Material provided -
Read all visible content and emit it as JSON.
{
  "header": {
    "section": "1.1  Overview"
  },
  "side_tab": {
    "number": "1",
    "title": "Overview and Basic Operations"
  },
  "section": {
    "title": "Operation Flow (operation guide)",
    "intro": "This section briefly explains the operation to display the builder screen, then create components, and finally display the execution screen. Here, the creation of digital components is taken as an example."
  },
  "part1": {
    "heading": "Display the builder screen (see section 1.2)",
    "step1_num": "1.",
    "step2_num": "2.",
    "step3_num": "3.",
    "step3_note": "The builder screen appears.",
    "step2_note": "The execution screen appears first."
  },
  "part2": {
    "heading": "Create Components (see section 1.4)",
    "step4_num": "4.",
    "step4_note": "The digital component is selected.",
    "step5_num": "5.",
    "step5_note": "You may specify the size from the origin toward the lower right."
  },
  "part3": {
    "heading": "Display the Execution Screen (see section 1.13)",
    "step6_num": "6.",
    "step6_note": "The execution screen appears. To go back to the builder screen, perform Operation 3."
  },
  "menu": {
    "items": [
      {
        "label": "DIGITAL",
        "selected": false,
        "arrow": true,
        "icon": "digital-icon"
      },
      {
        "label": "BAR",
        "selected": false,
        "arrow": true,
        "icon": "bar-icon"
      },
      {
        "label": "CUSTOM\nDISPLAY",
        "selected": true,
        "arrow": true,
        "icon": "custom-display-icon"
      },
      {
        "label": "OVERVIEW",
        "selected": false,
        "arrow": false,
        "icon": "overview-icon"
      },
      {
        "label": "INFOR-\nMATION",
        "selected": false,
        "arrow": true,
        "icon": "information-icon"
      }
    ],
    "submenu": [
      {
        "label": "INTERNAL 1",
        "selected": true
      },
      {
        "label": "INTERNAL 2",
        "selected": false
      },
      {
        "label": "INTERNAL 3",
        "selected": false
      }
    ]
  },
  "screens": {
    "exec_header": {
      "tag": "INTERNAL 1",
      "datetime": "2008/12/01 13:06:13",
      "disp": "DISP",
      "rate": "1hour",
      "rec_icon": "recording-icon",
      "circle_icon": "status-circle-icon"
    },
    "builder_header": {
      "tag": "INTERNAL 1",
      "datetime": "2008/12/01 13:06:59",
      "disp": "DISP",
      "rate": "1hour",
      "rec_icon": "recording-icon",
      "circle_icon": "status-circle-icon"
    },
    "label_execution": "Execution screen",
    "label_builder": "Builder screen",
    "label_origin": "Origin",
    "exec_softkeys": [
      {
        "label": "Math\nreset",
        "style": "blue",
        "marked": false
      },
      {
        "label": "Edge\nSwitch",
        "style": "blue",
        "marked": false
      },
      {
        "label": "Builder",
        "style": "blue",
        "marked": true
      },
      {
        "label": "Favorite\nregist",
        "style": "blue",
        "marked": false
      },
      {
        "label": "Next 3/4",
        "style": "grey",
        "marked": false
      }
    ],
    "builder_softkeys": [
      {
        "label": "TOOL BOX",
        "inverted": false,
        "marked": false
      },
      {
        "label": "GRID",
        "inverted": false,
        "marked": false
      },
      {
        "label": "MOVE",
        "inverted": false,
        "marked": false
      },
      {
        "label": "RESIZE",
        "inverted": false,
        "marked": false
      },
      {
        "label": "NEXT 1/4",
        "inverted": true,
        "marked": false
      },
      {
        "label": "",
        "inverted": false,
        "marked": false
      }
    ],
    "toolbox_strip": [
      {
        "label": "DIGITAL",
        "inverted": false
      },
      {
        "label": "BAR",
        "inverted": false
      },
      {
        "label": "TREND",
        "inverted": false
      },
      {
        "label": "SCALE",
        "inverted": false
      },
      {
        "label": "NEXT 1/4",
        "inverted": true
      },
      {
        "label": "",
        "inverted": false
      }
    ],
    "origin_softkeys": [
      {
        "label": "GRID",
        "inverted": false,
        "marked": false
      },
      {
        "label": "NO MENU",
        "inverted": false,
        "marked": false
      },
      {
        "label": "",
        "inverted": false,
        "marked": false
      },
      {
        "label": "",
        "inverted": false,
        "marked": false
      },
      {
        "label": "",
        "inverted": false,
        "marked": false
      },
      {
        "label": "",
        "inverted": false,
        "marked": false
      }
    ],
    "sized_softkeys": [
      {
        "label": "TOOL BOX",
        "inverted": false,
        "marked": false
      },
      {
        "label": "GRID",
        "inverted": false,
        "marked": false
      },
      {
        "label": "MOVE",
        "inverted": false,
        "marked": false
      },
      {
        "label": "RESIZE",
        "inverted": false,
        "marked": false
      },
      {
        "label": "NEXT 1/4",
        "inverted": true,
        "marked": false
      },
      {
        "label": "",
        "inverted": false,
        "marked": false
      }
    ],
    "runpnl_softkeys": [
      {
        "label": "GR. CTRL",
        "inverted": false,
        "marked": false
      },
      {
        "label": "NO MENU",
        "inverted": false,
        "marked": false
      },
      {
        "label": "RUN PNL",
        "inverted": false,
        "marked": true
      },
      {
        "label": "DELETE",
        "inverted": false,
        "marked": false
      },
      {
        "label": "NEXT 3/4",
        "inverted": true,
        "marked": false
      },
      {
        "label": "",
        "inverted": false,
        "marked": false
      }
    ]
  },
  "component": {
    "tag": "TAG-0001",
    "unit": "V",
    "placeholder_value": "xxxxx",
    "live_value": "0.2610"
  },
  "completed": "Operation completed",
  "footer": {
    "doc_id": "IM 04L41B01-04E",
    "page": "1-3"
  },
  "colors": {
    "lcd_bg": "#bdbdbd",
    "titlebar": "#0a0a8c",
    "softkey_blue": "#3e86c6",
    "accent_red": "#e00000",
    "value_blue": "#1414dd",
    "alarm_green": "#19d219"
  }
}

---

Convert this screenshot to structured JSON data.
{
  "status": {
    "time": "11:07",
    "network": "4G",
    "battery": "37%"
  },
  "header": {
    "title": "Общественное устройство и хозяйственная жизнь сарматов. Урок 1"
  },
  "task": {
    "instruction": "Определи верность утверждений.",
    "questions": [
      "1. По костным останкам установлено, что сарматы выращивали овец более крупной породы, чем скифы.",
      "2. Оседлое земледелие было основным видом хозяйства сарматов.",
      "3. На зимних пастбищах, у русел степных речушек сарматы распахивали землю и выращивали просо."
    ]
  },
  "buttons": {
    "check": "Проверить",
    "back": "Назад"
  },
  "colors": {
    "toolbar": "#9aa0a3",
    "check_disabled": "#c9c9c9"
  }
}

Stated task - Lines holding the word "icon" in the entries above are the ones to pull out. Copy them all.

Answer to the task -
        "icon": "digital-icon"
        "icon": "bar-icon"
        "icon": "custom-display-icon"
        "icon": "overview-icon"
        "icon": "information-icon"
      "rec_icon": "recording-icon",
      "circle_icon": "status-circle-icon"
      "rec_icon": "recording-icon",
      "circle_icon": "status-circle-icon"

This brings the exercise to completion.